-- Start of Supplied information --
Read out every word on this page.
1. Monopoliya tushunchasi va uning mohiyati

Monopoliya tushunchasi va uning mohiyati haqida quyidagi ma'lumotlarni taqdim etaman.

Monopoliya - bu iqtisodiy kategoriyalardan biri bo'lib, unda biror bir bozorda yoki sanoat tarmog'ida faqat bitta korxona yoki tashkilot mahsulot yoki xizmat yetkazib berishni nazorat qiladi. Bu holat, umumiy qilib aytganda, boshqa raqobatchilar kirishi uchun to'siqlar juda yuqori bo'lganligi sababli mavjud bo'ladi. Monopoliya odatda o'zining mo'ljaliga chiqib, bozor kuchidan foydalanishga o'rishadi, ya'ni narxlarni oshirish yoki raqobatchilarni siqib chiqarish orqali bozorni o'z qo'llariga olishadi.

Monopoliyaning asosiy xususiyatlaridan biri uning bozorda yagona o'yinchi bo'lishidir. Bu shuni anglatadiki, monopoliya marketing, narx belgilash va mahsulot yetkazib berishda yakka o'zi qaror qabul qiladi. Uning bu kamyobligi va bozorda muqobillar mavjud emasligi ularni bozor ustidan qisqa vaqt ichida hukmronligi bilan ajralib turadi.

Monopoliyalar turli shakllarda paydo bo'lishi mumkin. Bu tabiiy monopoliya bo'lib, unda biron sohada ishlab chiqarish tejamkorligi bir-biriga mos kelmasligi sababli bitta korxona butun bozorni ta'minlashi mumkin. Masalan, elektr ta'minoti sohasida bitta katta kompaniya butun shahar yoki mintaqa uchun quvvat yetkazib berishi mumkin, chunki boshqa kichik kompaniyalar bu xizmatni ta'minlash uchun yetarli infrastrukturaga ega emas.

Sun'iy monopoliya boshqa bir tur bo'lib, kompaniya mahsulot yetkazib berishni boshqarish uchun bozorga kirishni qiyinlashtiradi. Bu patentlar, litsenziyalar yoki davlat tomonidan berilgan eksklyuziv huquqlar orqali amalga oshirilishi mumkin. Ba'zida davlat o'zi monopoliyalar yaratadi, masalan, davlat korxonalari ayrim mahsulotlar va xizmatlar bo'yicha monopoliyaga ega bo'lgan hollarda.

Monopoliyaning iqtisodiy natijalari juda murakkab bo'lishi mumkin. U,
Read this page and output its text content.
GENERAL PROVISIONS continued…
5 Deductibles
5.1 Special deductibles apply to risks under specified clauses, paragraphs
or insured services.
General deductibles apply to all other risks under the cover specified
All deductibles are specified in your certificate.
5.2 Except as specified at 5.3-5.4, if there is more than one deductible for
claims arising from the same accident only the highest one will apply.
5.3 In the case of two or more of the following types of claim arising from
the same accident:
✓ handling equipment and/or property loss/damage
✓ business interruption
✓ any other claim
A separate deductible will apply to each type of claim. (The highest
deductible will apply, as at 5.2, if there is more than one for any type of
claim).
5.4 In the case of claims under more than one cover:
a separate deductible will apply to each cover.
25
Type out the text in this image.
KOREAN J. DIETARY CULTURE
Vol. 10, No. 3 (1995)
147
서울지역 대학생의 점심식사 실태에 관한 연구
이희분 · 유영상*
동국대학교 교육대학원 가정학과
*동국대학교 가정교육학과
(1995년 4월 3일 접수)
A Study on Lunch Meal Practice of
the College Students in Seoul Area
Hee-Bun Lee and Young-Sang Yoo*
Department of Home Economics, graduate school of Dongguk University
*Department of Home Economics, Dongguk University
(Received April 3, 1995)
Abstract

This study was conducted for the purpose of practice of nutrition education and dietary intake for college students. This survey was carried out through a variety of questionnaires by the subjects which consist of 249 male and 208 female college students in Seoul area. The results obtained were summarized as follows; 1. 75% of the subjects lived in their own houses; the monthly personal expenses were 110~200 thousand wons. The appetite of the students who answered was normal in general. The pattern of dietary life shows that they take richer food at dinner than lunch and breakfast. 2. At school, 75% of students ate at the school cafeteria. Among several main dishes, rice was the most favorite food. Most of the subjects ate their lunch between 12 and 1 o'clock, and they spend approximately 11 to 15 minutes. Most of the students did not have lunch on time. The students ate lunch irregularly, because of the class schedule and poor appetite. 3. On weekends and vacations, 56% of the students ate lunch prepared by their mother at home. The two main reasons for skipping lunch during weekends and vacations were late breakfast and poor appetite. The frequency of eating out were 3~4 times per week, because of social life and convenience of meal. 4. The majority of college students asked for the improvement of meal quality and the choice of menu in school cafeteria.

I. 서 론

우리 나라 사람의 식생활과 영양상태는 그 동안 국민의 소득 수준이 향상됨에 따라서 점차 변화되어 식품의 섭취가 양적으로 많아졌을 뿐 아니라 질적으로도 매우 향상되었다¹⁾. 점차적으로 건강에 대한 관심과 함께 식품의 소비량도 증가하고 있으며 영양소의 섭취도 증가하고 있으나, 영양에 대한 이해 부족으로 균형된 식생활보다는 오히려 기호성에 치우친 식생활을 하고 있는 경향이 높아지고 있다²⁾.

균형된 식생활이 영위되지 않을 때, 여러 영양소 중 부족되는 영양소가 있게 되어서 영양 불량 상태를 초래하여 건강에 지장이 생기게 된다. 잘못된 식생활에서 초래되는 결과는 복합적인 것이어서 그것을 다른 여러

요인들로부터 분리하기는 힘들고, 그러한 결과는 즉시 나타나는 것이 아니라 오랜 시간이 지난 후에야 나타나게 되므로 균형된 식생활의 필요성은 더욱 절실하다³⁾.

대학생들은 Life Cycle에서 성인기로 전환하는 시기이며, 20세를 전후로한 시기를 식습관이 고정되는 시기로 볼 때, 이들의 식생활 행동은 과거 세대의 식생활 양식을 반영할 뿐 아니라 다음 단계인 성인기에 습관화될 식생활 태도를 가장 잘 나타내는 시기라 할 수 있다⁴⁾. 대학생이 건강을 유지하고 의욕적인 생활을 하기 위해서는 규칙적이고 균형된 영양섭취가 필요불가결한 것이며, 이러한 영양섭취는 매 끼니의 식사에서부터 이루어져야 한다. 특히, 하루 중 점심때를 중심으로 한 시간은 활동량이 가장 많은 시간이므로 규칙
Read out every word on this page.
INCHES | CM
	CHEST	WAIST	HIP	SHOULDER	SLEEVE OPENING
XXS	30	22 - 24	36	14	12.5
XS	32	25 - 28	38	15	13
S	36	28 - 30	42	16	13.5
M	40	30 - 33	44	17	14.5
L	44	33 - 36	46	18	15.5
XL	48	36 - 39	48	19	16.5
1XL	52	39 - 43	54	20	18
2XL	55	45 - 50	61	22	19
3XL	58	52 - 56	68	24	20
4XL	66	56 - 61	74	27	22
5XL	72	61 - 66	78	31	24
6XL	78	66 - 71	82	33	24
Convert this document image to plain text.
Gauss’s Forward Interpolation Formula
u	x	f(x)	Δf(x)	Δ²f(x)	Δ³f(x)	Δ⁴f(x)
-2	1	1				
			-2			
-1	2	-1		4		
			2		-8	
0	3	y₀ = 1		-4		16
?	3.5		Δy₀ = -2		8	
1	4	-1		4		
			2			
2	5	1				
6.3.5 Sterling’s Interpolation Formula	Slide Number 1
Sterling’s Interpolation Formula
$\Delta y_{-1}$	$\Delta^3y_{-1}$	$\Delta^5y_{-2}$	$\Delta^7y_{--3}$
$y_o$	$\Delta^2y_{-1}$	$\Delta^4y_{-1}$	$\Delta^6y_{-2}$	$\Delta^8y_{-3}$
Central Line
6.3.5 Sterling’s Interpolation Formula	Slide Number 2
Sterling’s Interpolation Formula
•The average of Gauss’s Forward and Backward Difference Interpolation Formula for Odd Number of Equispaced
-- End of Supplied information --
Set exercise: Reproduce each line of the material containing the word "sababli".

The reply:
Monopoliya - bu iqtisodiy kategoriyalardan biri bo'lib, unda biror bir bozorda yoki sanoat tarmog'ida faqat bitta korxona yoki tashkilot mahsulot yoki xizmat yetkazib berishni nazorat qiladi. Bu holat, umumiy qilib aytganda, boshqa raqobatchilar kirishi uchun to'siqlar juda yuqori bo'lganligi sababli mavjud bo'ladi. Monopoliya odatda o'zining mo'ljaliga chiqib, bozor kuchidan foydalanishga o'rishadi, ya'ni narxlarni oshirish yoki raqobatchilarni siqib chiqarish orqali bozorni o'z qo'llariga olishadi.
Monopoliyalar turli shakllarda paydo bo'lishi mumkin. Bu tabiiy monopoliya bo'lib, unda biron sohada ishlab chiqarish tejamkorligi bir-biriga mos kelmasligi sababli bitta korxona butun bozorni ta'minlashi mumkin. Masalan, elektr ta'minoti sohasida bitta katta kompaniya butun shahar yoki mintaqa uchun quvvat yetkazib berishi mumkin, chunki boshqa kichik kompaniyalar bu xizmatni ta'minlash uchun yetarli infrastrukturaga ega emas.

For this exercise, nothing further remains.